### [Excerpted data]
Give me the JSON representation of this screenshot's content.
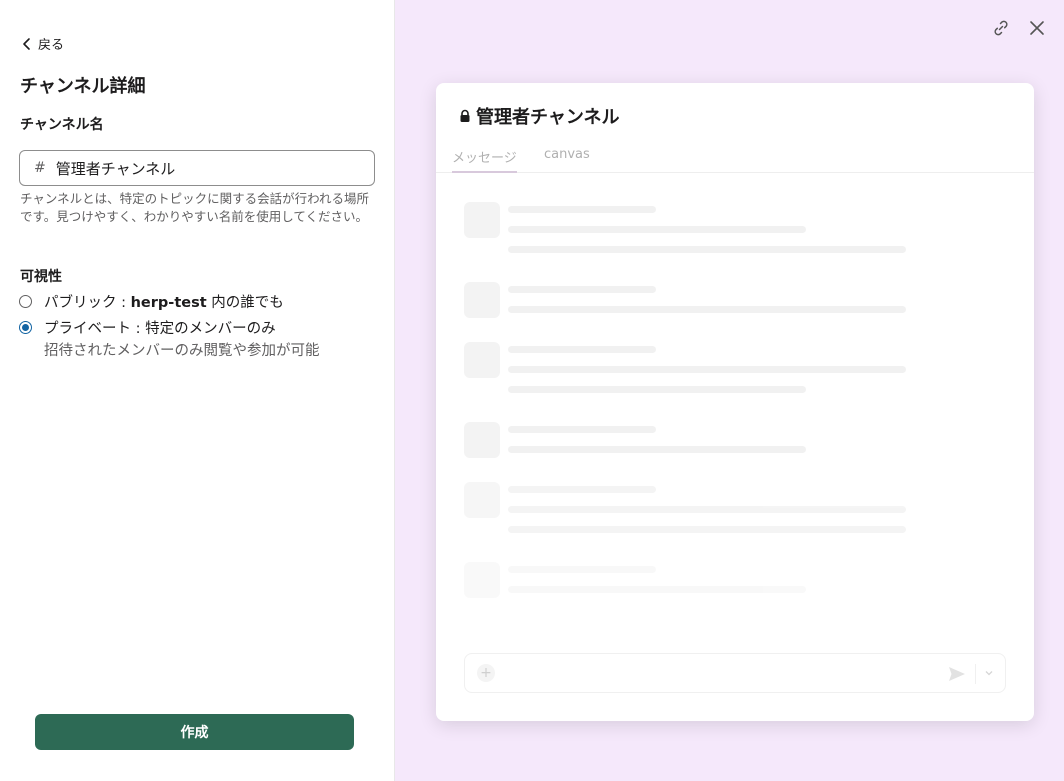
{
  "back": {
    "label": "戻る"
  },
  "page_title": "チャンネル詳細",
  "channel_name": {
    "label": "チャンネル名",
    "prefix": "#",
    "value": "管理者チャンネル",
    "help": "チャンネルとは、特定のトピックに関する会話が行われる場所です。見つけやすく、わかりやすい名前を使用してください。"
  },
  "visibility": {
    "label": "可視性",
    "public": {
      "prefix": "パブリック : ",
      "workspace": "herp-test",
      "suffix": " 内の誰でも",
      "selected": false
    },
    "private": {
      "label": "プライベート : 特定のメンバーのみ",
      "description": "招待されたメンバーのみ閲覧や参加が可能",
      "selected": true
    }
  },
  "create_button": "作成",
  "preview": {
    "channel_title": "管理者チャンネル",
    "tabs": [
      "メッセージ",
      "canvas"
    ],
    "active_tab": "メッセージ"
  },
  "colors": {
    "primary_button": "#2d6a55",
    "preview_background": "#f5e8fb",
    "radio_selected": "#1264a3"
  }
}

### [What you are asked to do]
Excluding the pictures, reproduce every entry exactly as given.

### [Correct response]
Give me the JSON representation of this screenshot's content.
{
  "back": {
    "label": "戻る"
  },
  "page_title": "チャンネル詳細",
  "channel_name": {
    "label": "チャンネル名",
    "prefix": "#",
    "value": "管理者チャンネル",
    "help": "チャンネルとは、特定のトピックに関する会話が行われる場所です。見つけやすく、わかりやすい名前を使用してください。"
  },
  "visibility": {
    "label": "可視性",
    "public": {
      "prefix": "パブリック : ",
      "workspace": "herp-test",
      "suffix": " 内の誰でも",
      "selected": false
    },
    "private": {
      "label": "プライベート : 特定のメンバーのみ",
      "description": "招待されたメンバーのみ閲覧や参加が可能",
      "selected": true
    }
  },
  "create_button": "作成",
  "preview": {
    "channel_title": "管理者チャンネル",
    "tabs": [
      "メッセージ",
      "canvas"
    ],
    "active_tab": "メッセージ"
  },
  "colors": {
    "primary_button": "#2d6a55",
    "preview_background": "#f5e8fb",
    "radio_selected": "#1264a3"
  }
}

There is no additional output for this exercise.